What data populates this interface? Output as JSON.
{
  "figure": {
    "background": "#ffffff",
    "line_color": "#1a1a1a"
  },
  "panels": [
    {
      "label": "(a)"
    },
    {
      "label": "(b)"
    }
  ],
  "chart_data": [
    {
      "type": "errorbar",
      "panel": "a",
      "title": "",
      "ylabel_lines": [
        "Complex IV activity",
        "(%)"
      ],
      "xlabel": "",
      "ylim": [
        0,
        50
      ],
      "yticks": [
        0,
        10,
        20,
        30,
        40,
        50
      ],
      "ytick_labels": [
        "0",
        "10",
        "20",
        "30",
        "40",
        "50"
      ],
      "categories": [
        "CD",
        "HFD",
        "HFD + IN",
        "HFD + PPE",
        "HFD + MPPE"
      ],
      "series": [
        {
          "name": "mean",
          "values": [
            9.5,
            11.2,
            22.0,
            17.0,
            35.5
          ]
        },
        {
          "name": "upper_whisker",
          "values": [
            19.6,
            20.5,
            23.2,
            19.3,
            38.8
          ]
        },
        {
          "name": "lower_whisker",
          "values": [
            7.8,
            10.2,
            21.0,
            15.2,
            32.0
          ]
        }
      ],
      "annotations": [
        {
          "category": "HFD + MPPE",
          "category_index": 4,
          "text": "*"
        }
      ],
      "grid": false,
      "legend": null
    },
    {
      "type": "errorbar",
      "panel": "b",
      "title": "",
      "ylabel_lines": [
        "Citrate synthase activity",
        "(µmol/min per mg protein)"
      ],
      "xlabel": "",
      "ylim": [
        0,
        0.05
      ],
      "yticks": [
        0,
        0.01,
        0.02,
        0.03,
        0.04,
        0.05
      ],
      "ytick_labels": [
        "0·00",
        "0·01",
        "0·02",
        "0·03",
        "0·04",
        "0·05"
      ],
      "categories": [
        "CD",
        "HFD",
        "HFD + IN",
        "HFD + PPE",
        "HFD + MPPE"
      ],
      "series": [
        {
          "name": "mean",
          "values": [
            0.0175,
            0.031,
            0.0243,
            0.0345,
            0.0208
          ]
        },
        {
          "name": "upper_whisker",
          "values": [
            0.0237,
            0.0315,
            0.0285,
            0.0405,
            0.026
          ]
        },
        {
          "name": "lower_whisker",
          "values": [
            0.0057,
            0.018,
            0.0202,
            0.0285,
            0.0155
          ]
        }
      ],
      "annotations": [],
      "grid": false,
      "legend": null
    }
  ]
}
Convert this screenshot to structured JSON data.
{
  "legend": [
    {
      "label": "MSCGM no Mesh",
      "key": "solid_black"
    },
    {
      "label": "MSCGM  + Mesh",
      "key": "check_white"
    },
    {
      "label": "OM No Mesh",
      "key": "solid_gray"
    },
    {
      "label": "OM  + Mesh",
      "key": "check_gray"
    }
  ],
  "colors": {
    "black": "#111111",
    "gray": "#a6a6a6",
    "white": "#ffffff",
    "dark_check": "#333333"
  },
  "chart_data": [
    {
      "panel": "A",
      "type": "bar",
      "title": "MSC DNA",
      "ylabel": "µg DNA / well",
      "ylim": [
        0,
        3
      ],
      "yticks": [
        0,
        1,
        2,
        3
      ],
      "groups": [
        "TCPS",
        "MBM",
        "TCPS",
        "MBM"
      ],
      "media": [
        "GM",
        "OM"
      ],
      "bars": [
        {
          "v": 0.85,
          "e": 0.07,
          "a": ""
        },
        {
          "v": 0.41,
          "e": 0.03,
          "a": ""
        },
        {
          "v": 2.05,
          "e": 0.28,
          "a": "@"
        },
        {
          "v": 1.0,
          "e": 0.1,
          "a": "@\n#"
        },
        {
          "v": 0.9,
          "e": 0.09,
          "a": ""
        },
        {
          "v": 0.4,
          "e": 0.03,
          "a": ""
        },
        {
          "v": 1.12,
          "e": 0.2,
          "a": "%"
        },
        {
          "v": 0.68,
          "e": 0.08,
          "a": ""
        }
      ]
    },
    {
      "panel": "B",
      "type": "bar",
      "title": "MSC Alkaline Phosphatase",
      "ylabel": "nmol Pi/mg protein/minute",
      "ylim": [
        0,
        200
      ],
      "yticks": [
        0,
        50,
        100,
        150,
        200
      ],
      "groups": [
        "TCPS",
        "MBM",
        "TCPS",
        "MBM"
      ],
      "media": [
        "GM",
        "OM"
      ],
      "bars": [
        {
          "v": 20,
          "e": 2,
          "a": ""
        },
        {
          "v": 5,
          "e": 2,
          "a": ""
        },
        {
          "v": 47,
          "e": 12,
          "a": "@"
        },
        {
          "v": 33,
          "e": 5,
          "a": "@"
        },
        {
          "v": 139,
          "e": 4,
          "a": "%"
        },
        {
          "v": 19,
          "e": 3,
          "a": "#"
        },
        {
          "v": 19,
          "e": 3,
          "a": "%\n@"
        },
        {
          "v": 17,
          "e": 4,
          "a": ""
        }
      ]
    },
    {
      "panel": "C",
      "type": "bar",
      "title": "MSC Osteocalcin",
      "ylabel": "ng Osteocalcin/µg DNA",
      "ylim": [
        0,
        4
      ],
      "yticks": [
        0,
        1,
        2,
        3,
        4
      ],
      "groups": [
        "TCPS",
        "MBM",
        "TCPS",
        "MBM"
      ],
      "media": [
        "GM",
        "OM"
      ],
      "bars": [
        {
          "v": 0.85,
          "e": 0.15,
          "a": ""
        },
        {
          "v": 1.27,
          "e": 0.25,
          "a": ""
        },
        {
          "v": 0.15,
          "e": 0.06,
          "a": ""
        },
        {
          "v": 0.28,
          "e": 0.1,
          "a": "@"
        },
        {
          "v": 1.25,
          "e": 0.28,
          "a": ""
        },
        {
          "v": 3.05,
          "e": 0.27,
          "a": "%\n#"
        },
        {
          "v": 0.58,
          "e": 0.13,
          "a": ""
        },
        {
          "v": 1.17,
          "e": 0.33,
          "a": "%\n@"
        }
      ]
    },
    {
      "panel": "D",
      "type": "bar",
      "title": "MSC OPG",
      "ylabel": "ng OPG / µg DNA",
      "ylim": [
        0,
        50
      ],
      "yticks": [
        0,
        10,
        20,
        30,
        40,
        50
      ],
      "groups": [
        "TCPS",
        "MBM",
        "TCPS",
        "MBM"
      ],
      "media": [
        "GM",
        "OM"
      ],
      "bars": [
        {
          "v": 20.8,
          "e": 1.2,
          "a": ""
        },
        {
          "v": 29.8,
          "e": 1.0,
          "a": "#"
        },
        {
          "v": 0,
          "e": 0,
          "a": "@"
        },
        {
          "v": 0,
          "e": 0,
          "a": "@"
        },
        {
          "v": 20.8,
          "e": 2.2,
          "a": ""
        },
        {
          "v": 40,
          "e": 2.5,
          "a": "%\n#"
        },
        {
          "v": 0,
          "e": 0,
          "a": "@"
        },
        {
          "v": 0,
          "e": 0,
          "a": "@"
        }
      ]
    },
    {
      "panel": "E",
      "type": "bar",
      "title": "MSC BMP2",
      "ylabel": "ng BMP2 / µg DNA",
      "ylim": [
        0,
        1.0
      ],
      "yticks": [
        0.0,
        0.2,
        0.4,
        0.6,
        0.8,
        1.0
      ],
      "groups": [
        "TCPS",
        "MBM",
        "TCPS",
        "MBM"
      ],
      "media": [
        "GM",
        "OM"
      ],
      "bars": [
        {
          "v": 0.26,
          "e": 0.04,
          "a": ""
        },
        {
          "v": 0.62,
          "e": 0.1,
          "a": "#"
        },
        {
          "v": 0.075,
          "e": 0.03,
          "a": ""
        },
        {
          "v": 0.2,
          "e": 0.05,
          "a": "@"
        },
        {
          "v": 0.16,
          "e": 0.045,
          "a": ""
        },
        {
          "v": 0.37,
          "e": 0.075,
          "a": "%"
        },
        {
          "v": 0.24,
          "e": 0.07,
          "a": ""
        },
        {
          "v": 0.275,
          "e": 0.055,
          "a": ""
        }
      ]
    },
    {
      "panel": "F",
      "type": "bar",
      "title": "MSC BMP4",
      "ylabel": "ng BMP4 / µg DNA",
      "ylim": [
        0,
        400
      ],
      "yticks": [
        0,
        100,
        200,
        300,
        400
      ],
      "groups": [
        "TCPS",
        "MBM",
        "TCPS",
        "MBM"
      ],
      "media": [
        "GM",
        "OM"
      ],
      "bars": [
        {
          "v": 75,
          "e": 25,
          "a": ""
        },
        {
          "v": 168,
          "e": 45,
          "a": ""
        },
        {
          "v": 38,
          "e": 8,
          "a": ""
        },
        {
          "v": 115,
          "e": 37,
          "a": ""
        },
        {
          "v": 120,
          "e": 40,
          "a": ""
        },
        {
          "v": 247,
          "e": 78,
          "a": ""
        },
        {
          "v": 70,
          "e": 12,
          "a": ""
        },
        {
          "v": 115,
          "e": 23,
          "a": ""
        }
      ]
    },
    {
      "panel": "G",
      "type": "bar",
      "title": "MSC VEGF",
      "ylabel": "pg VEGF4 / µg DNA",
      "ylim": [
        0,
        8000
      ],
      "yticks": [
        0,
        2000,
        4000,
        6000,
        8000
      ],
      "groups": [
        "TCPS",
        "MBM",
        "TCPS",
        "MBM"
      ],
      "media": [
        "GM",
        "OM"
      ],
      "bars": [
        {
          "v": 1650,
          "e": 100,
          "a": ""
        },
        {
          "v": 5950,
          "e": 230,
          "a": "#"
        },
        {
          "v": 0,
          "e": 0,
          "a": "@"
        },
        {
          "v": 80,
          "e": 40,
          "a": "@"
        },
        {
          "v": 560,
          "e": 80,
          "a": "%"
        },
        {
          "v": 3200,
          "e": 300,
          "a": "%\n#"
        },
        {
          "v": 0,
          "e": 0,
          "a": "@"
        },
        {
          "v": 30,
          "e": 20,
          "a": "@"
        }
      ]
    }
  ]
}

^^^^^^^^^^^^^^^^

Instructions to follow:
What lines above contain the word "Osteocalcin"? Please copy each one.

Answer to this task:
      "title": "MSC Osteocalcin",
      "ylabel": "ng Osteocalcin/µg DNA",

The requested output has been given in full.